**TASK TO COMPLETE**.
Leave out the pictures and copy the remaining records exactly.

**RECORDS TO USE**.

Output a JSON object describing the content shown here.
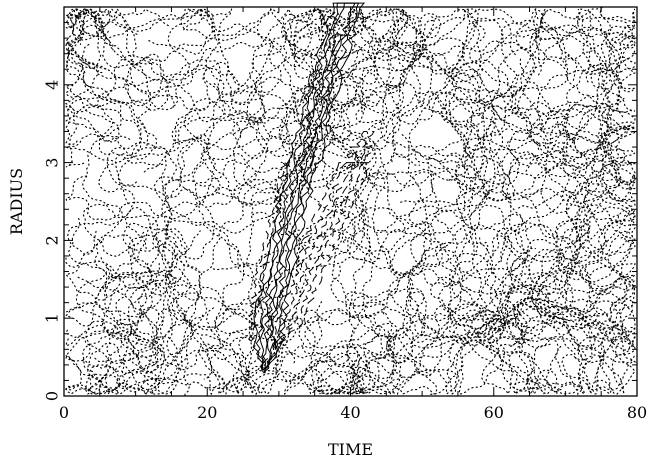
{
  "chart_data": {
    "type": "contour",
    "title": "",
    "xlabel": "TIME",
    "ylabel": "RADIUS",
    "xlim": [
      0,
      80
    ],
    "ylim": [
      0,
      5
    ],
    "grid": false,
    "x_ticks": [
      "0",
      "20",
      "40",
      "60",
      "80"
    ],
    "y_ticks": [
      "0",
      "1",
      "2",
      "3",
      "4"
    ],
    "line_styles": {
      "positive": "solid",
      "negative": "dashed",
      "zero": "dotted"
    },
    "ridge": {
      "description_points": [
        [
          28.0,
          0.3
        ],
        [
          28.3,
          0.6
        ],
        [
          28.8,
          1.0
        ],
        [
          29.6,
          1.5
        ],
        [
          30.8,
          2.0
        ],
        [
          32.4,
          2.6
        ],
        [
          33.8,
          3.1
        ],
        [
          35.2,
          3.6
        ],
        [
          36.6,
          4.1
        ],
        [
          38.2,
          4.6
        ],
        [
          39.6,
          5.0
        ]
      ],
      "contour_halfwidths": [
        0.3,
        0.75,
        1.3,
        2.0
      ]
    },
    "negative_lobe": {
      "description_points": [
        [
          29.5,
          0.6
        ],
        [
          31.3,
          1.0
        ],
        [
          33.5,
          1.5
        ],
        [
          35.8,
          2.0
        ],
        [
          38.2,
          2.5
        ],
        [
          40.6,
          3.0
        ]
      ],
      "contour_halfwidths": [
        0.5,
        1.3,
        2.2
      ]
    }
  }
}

**FULL SOLUTION**.
Output a JSON object describing the content shown here.
{
  "chart_data": {
    "type": "contour",
    "title": "",
    "xlabel": "TIME",
    "ylabel": "RADIUS",
    "xlim": [
      0,
      80
    ],
    "ylim": [
      0,
      5
    ],
    "grid": false,
    "x_ticks": [
      "0",
      "20",
      "40",
      "60",
      "80"
    ],
    "y_ticks": [
      "0",
      "1",
      "2",
      "3",
      "4"
    ],
    "line_styles": {
      "positive": "solid",
      "negative": "dashed",
      "zero": "dotted"
    },
    "ridge": {
      "description_points": [
        [
          28.0,
          0.3
        ],
        [
          28.3,
          0.6
        ],
        [
          28.8,
          1.0
        ],
        [
          29.6,
          1.5
        ],
        [
          30.8,
          2.0
        ],
        [
          32.4,
          2.6
        ],
        [
          33.8,
          3.1
        ],
        [
          35.2,
          3.6
        ],
        [
          36.6,
          4.1
        ],
        [
          38.2,
          4.6
        ],
        [
          39.6,
          5.0
        ]
      ],
      "contour_halfwidths": [
        0.3,
        0.75,
        1.3,
        2.0
      ]
    },
    "negative_lobe": {
      "description_points": [
        [
          29.5,
          0.6
        ],
        [
          31.3,
          1.0
        ],
        [
          33.5,
          1.5
        ],
        [
          35.8,
          2.0
        ],
        [
          38.2,
          2.5
        ],
        [
          40.6,
          3.0
        ]
      ],
      "contour_halfwidths": [
        0.5,
        1.3,
        2.2
      ]
    }
  }
}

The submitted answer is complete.